EXERCISE - Extract every line of the material below word for word, leaving out the pictures.

[Element and region data]
***
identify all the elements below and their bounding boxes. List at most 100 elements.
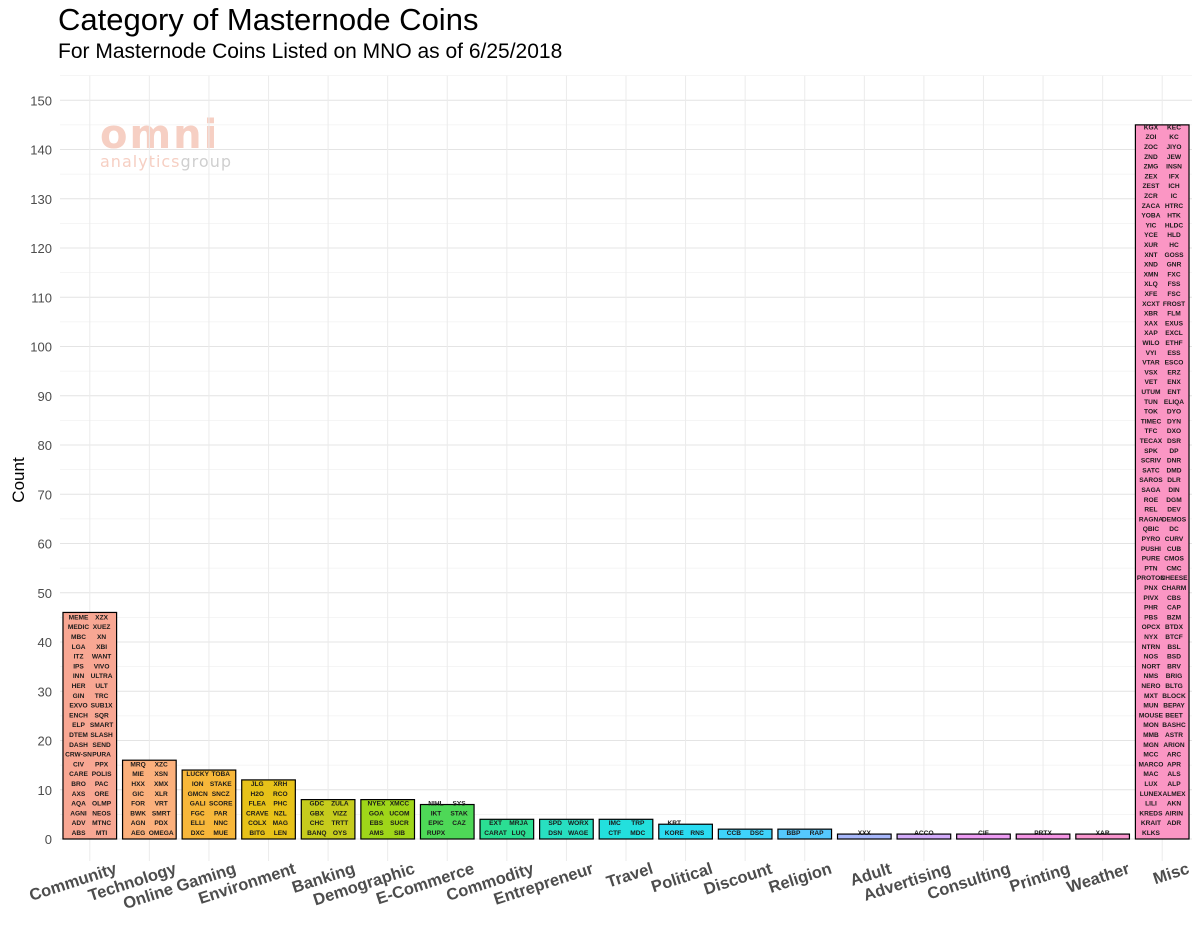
- coin-label: PURA: [92, 752, 111, 759]
- coin-label: VRT: [155, 801, 168, 808]
- coin-label: SPK: [1144, 448, 1158, 455]
- coin-label: GALI: [190, 801, 206, 808]
- coin-label: NTRN: [1142, 644, 1161, 651]
- coin-label: LUX: [1144, 781, 1158, 788]
- bar-adult[interactable]: [836, 833, 892, 840]
- coin-label: CHC: [310, 820, 325, 827]
- bar-misc[interactable]: [1134, 124, 1190, 840]
- coin-label: AMS: [369, 830, 384, 837]
- coin-label: PBS: [1144, 614, 1158, 621]
- coin-label: GDC: [310, 801, 325, 808]
- coin-label: GIC: [132, 791, 144, 798]
- coin-label: MRQ: [130, 761, 145, 768]
- coin-label: XFE: [1145, 291, 1158, 298]
- coin-label: PAC: [95, 781, 109, 788]
- coin-label: TRTT: [331, 820, 348, 827]
- coin-label: ORE: [94, 791, 109, 798]
- bar-online-gaming[interactable]: [181, 769, 237, 840]
- coin-label: BWK: [130, 810, 146, 817]
- bar-demographic[interactable]: [360, 798, 416, 840]
- coin-label: XN: [97, 634, 106, 641]
- coin-label: ENX: [1167, 379, 1181, 386]
- coin-label: MTI: [96, 830, 108, 837]
- coin-label: DSN: [548, 830, 562, 837]
- coin-label: ALMEX: [1162, 791, 1186, 798]
- bar-entrepreneur[interactable]: [539, 818, 594, 840]
- y-tick-labels: 0 10 20 30 40 50 60 70 80 90 100 110 120 130 140 150: [30, 93, 52, 847]
- y-tick-label: 90: [38, 389, 52, 404]
- bar-advertising[interactable]: [896, 833, 952, 840]
- coin-label: AQA: [71, 801, 86, 808]
- coin-label: ACCO: [914, 830, 933, 837]
- coin-label: LILI: [1145, 801, 1157, 808]
- coin-label: BTCF: [1165, 634, 1183, 641]
- coin-label: STAK: [450, 810, 468, 817]
- coin-label: XUR: [1144, 242, 1158, 249]
- coin-label: XLQ: [1144, 281, 1158, 288]
- bar-printing[interactable]: [1015, 833, 1071, 840]
- coin-label: BTDX: [1165, 624, 1184, 631]
- coin-label: BRIG: [1166, 673, 1182, 680]
- coin-label: XMCC: [390, 801, 410, 808]
- coin-label: NMS: [1144, 673, 1159, 680]
- bar-political[interactable]: [658, 823, 713, 840]
- bar-environment[interactable]: [241, 779, 296, 840]
- coin-label: XAX: [1144, 320, 1158, 327]
- coin-label: IPS: [73, 663, 84, 670]
- x-tick-label: Printing: [1007, 860, 1072, 896]
- coin-label: MAC: [1143, 771, 1158, 778]
- coin-label: NEOS: [92, 810, 111, 817]
- bar-discount[interactable]: [717, 828, 773, 840]
- bar-commodity[interactable]: [479, 818, 535, 840]
- coin-label: SCORE: [209, 801, 233, 808]
- coin-label: FLM: [1167, 311, 1181, 318]
- bar-banking[interactable]: [300, 798, 356, 840]
- bar-travel[interactable]: [598, 818, 654, 840]
- coin-label: YOBA: [1141, 213, 1160, 220]
- watermark-wordmark: omni: [100, 112, 220, 158]
- bar-consulting[interactable]: [956, 833, 1011, 840]
- y-tick-label: 150: [30, 93, 52, 108]
- coin-label: XCXT: [1142, 301, 1160, 308]
- chart-subtitle: For Masternode Coins Listed on MNO as of…: [58, 40, 563, 63]
- x-tick-label: Misc: [1151, 860, 1191, 888]
- coin-label: INSN: [1166, 164, 1182, 171]
- bar-religion[interactable]: [777, 828, 833, 840]
- coin-label: YIC: [1145, 222, 1156, 229]
- coin-label: DNR: [1167, 458, 1182, 465]
- coin-label: CARE: [69, 771, 88, 778]
- y-tick-label: 0: [45, 832, 52, 847]
- coin-label: DEV: [1167, 507, 1181, 514]
- coin-label: KORE: [665, 830, 685, 837]
- coin-label: WORX: [568, 820, 589, 827]
- coin-label: DTEM: [69, 732, 88, 739]
- coin-label: ADR: [1167, 820, 1182, 827]
- y-tick-label: 120: [30, 241, 52, 256]
- coin-label: ZND: [1144, 154, 1158, 161]
- coin-label: MARCO: [1138, 761, 1163, 768]
- coin-label: DP: [1169, 448, 1179, 455]
- coin-label: ARION: [1163, 742, 1184, 749]
- coin-label: GOSS: [1164, 252, 1184, 259]
- coin-label: EXUS: [1165, 320, 1184, 327]
- coin-label: VTAR: [1142, 360, 1160, 367]
- coin-label: ETHF: [1165, 340, 1182, 347]
- coin-label: PHC: [273, 801, 287, 808]
- coin-label: CAP: [1167, 605, 1182, 612]
- y-tick-label: 140: [30, 143, 52, 158]
- bar-e-commerce[interactable]: [419, 803, 475, 840]
- bar-technology[interactable]: [121, 759, 177, 840]
- coin-label: BSD: [1167, 654, 1181, 661]
- coin-label: IKT: [431, 810, 442, 817]
- coin-label: PUSHI: [1141, 546, 1161, 553]
- bar-weather[interactable]: [1075, 833, 1131, 840]
- coin-label: ELIQA: [1164, 399, 1184, 406]
- coin-label: RCO: [273, 791, 288, 798]
- coin-label: XMN: [1144, 271, 1159, 278]
- bar-community[interactable]: [62, 611, 118, 840]
- coin-label: SLASH: [90, 732, 113, 739]
- coin-label: VIZZ: [333, 810, 347, 817]
- coin-label: BLOCK: [1162, 693, 1186, 700]
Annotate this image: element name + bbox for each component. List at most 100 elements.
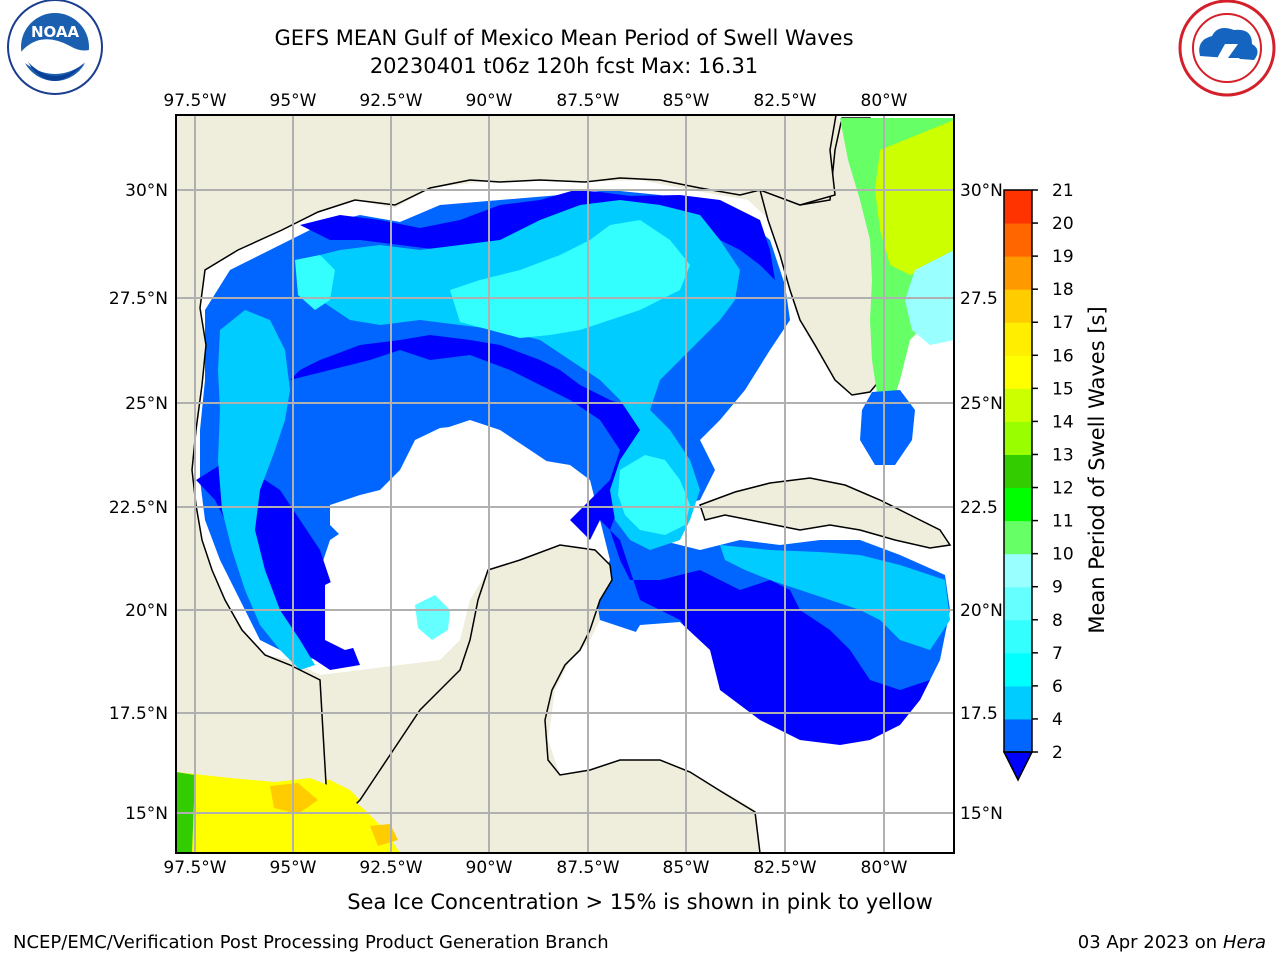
***
REPLY -
identify all the elements below and their bounding boxes. List at most 100 elements.
- coin-label: PURA: [92, 752, 111, 759]
- coin-label: VRT: [155, 801, 168, 808]
- coin-label: SPK: [1144, 448, 1158, 455]
- coin-label: GALI: [190, 801, 206, 808]
- coin-label: NTRN: [1142, 644, 1161, 651]
- coin-label: LUX: [1144, 781, 1158, 788]
- bar-adult[interactable]: [836, 833, 892, 840]
- coin-label: CHC: [310, 820, 325, 827]
- bar-misc[interactable]: [1134, 124, 1190, 840]
- coin-label: AMS: [369, 830, 384, 837]
- coin-label: PBS: [1144, 614, 1158, 621]
- coin-label: GDC: [310, 801, 325, 808]
- coin-label: GIC: [132, 791, 144, 798]
- coin-label: MRQ: [130, 761, 145, 768]
- coin-label: XFE: [1145, 291, 1158, 298]
- coin-label: PAC: [95, 781, 109, 788]
- coin-label: TRTT: [331, 820, 348, 827]
- coin-label: ORE: [94, 791, 109, 798]
- bar-online-gaming[interactable]: [181, 769, 237, 840]
- coin-label: BWK: [130, 810, 146, 817]
- bar-demographic[interactable]: [360, 798, 416, 840]
- coin-label: XN: [97, 634, 106, 641]
- coin-label: ENX: [1167, 379, 1181, 386]
- coin-label: MTI: [96, 830, 108, 837]
- coin-label: DSN: [548, 830, 562, 837]
- coin-label: ALMEX: [1162, 791, 1186, 798]
- bar-entrepreneur[interactable]: [539, 818, 594, 840]
- y-tick-labels: 0 10 20 30 40 50 60 70 80 90 100 110 120 130 140 150: [30, 93, 52, 847]
- y-tick-label: 90: [38, 389, 52, 404]
- bar-advertising[interactable]: [896, 833, 952, 840]
- coin-label: AQA: [71, 801, 86, 808]
- coin-label: ACCO: [914, 830, 933, 837]
- coin-label: LILI: [1145, 801, 1157, 808]
- coin-label: BTCF: [1165, 634, 1183, 641]
- coin-label: STAK: [450, 810, 468, 817]
- coin-label: XUR: [1144, 242, 1158, 249]
- coin-label: XLQ: [1144, 281, 1158, 288]
- bar-printing[interactable]: [1015, 833, 1071, 840]
- coin-label: BTDX: [1165, 624, 1184, 631]
- coin-label: BRIG: [1166, 673, 1182, 680]
- coin-label: XMCC: [390, 801, 410, 808]
- coin-label: NMS: [1144, 673, 1159, 680]
- bar-political[interactable]: [658, 823, 713, 840]
- bar-environment[interactable]: [241, 779, 296, 840]
- coin-label: XAX: [1144, 320, 1158, 327]
- coin-label: IPS: [73, 663, 84, 670]
- x-tick-label: Printing: [1007, 860, 1072, 896]
- coin-label: MAC: [1143, 771, 1158, 778]
- coin-label: NEOS: [92, 810, 111, 817]
- bar-discount[interactable]: [717, 828, 773, 840]
- bar-commodity[interactable]: [479, 818, 535, 840]
- coin-label: SCORE: [209, 801, 233, 808]
- coin-label: FLM: [1167, 311, 1181, 318]
- bar-banking[interactable]: [300, 798, 356, 840]
- bar-travel[interactable]: [598, 818, 654, 840]
- coin-label: YOBA: [1141, 213, 1160, 220]
- watermark-wordmark: omni: [100, 112, 220, 158]
- bar-consulting[interactable]: [956, 833, 1011, 840]
- y-tick-label: 150: [30, 93, 52, 108]
- coin-label: XCXT: [1142, 301, 1160, 308]
- chart-subtitle: For Masternode Coins Listed on MNO as of…: [58, 40, 563, 63]
- x-tick-label: Misc: [1151, 860, 1191, 888]
- coin-label: INSN: [1166, 164, 1182, 171]
- bar-religion[interactable]: [777, 828, 833, 840]
- coin-label: YIC: [1145, 222, 1156, 229]
- coin-label: DNR: [1167, 458, 1182, 465]
- coin-label: CARE: [69, 771, 88, 778]
- y-tick-label: 0: [45, 832, 52, 847]
- coin-label: DEV: [1167, 507, 1181, 514]
- coin-label: KORE: [665, 830, 685, 837]
- coin-label: WORX: [568, 820, 589, 827]
- coin-label: DTEM: [69, 732, 88, 739]
- coin-label: ADR: [1167, 820, 1182, 827]
- y-tick-label: 120: [30, 241, 52, 256]
- coin-label: ZND: [1144, 154, 1158, 161]
- coin-label: MARCO: [1138, 761, 1163, 768]
- coin-label: DP: [1169, 448, 1179, 455]
- coin-label: ARION: [1163, 742, 1184, 749]
- coin-label: GOSS: [1164, 252, 1184, 259]
- coin-label: EXUS: [1165, 320, 1184, 327]
- coin-label: VTAR: [1142, 360, 1160, 367]
- coin-label: ETHF: [1165, 340, 1182, 347]
- coin-label: PHC: [273, 801, 287, 808]
- coin-label: CAP: [1167, 605, 1182, 612]
- y-tick-label: 140: [30, 143, 52, 158]
- bar-e-commerce[interactable]: [419, 803, 475, 840]
- bar-technology[interactable]: [121, 759, 177, 840]
- coin-label: BSD: [1167, 654, 1181, 661]
- coin-label: IKT: [431, 810, 442, 817]
- coin-label: PUSHI: [1141, 546, 1161, 553]
- bar-weather[interactable]: [1075, 833, 1131, 840]
- coin-label: ELIQA: [1164, 399, 1184, 406]
- coin-label: RCO: [273, 791, 288, 798]
- coin-label: XMN: [1144, 271, 1159, 278]
- bar-community[interactable]: [62, 611, 118, 840]
- coin-label: SLASH: [90, 732, 113, 739]
- coin-label: VIZZ: [333, 810, 347, 817]
- coin-label: BLOCK: [1162, 693, 1186, 700]
Annotate this image: element name + bbox for each component. List at most 100 elements.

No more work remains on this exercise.